[start Supplied material]

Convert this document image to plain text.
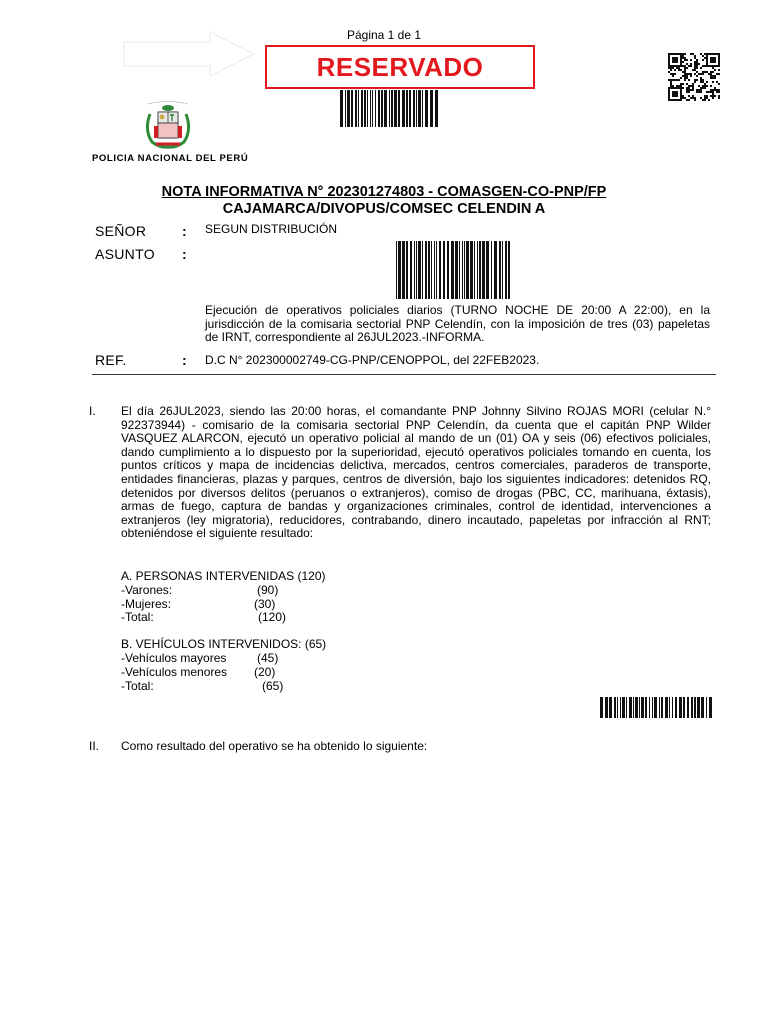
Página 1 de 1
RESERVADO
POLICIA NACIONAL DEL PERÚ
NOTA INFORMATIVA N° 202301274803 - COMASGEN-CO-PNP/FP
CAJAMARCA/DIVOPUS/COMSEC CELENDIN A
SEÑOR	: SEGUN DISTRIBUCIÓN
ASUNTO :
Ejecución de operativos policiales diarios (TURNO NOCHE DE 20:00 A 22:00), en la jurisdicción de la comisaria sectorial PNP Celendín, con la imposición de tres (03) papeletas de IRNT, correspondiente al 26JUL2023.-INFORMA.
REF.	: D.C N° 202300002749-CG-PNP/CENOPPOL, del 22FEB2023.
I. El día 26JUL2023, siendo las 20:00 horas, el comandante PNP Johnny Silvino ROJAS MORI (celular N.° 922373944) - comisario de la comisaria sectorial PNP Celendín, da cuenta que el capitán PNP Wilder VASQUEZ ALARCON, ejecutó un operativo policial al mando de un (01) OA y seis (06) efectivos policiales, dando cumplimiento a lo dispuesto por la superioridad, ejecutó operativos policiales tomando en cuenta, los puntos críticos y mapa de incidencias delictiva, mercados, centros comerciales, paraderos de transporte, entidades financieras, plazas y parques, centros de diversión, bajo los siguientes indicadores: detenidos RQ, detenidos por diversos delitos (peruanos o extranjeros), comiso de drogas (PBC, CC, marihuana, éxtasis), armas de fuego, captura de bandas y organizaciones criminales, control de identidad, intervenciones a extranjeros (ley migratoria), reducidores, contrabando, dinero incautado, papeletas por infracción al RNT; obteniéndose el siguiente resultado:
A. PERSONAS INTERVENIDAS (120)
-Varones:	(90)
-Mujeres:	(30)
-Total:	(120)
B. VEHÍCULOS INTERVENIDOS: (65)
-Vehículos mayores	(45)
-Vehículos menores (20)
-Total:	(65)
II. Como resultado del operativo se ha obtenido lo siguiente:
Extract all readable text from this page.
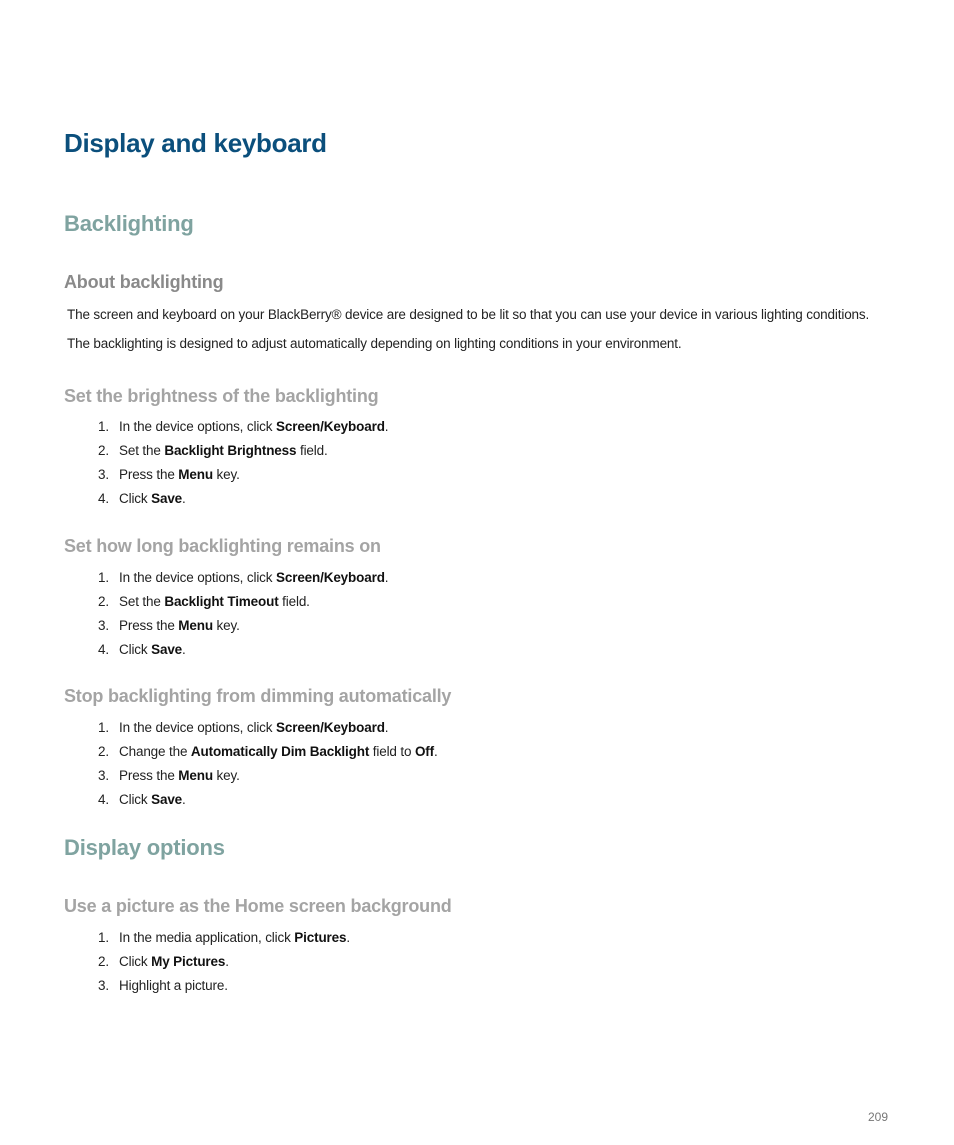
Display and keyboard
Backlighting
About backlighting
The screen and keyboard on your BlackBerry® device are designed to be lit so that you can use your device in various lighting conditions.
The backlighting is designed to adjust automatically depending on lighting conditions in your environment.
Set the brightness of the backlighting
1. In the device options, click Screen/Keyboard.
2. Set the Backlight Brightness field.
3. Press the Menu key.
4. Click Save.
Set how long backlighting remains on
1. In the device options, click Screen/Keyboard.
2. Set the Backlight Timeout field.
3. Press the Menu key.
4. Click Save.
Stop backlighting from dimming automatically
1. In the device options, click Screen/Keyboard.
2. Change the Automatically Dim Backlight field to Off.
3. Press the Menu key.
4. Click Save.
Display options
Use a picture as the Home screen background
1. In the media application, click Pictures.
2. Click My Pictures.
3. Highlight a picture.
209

[end Supplied material]

Pull out all lines containing the word "field" from the entries above.

- **Written reply**:
2. Set the Backlight Brightness field.
2. Set the Backlight Timeout field.
2. Change the Automatically Dim Backlight field to Off.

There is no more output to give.